Return every entry exactly as written.

● Excerpts from a figure dataset
--------------------------------

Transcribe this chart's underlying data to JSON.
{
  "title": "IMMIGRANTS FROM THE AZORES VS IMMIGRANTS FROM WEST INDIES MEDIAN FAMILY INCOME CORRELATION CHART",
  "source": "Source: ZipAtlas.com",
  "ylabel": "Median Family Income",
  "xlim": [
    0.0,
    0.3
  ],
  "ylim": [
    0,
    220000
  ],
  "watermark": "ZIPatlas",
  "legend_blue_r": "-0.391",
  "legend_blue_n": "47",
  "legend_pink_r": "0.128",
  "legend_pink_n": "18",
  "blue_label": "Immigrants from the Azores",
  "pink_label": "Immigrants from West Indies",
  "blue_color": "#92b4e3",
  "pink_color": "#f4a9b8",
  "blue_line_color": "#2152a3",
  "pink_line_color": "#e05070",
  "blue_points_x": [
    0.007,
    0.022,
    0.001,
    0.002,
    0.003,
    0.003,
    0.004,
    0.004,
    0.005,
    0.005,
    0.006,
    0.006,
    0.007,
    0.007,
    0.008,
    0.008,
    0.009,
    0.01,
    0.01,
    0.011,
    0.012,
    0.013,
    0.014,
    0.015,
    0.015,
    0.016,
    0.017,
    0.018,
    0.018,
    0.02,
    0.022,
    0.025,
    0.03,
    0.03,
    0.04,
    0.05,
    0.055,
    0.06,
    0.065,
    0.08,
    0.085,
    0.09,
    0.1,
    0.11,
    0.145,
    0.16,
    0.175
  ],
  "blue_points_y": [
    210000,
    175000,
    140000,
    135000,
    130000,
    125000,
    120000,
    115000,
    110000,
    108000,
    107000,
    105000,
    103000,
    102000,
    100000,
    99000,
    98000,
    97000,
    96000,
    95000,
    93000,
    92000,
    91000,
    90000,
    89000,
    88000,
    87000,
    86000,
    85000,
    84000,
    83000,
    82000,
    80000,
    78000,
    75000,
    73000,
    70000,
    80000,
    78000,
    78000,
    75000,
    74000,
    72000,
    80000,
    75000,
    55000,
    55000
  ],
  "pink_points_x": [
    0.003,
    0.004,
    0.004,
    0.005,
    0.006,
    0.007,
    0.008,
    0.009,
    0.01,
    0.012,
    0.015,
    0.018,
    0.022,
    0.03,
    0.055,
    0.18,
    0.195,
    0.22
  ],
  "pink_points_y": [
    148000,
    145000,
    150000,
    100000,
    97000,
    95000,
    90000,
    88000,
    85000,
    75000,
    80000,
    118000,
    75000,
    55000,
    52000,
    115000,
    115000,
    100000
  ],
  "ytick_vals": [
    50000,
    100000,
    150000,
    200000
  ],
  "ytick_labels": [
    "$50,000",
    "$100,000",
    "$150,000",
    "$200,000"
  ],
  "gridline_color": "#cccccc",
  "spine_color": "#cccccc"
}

--------------------------------

● Exercise output
Transcribe this chart's underlying data to JSON.
{
  "title": "IMMIGRANTS FROM THE AZORES VS IMMIGRANTS FROM WEST INDIES MEDIAN FAMILY INCOME CORRELATION CHART",
  "source": "Source: ZipAtlas.com",
  "ylabel": "Median Family Income",
  "xlim": [
    0.0,
    0.3
  ],
  "ylim": [
    0,
    220000
  ],
  "watermark": "ZIPatlas",
  "legend_blue_r": "-0.391",
  "legend_blue_n": "47",
  "legend_pink_r": "0.128",
  "legend_pink_n": "18",
  "blue_label": "Immigrants from the Azores",
  "pink_label": "Immigrants from West Indies",
  "blue_color": "#92b4e3",
  "pink_color": "#f4a9b8",
  "blue_line_color": "#2152a3",
  "pink_line_color": "#e05070",
  "blue_points_x": [
    0.007,
    0.022,
    0.001,
    0.002,
    0.003,
    0.003,
    0.004,
    0.004,
    0.005,
    0.005,
    0.006,
    0.006,
    0.007,
    0.007,
    0.008,
    0.008,
    0.009,
    0.01,
    0.01,
    0.011,
    0.012,
    0.013,
    0.014,
    0.015,
    0.015,
    0.016,
    0.017,
    0.018,
    0.018,
    0.02,
    0.022,
    0.025,
    0.03,
    0.03,
    0.04,
    0.05,
    0.055,
    0.06,
    0.065,
    0.08,
    0.085,
    0.09,
    0.1,
    0.11,
    0.145,
    0.16,
    0.175
  ],
  "blue_points_y": [
    210000,
    175000,
    140000,
    135000,
    130000,
    125000,
    120000,
    115000,
    110000,
    108000,
    107000,
    105000,
    103000,
    102000,
    100000,
    99000,
    98000,
    97000,
    96000,
    95000,
    93000,
    92000,
    91000,
    90000,
    89000,
    88000,
    87000,
    86000,
    85000,
    84000,
    83000,
    82000,
    80000,
    78000,
    75000,
    73000,
    70000,
    80000,
    78000,
    78000,
    75000,
    74000,
    72000,
    80000,
    75000,
    55000,
    55000
  ],
  "pink_points_x": [
    0.003,
    0.004,
    0.004,
    0.005,
    0.006,
    0.007,
    0.008,
    0.009,
    0.01,
    0.012,
    0.015,
    0.018,
    0.022,
    0.03,
    0.055,
    0.18,
    0.195,
    0.22
  ],
  "pink_points_y": [
    148000,
    145000,
    150000,
    100000,
    97000,
    95000,
    90000,
    88000,
    85000,
    75000,
    80000,
    118000,
    75000,
    55000,
    52000,
    115000,
    115000,
    100000
  ],
  "ytick_vals": [
    50000,
    100000,
    150000,
    200000
  ],
  "ytick_labels": [
    "$50,000",
    "$100,000",
    "$150,000",
    "$200,000"
  ],
  "gridline_color": "#cccccc",
  "spine_color": "#cccccc"
}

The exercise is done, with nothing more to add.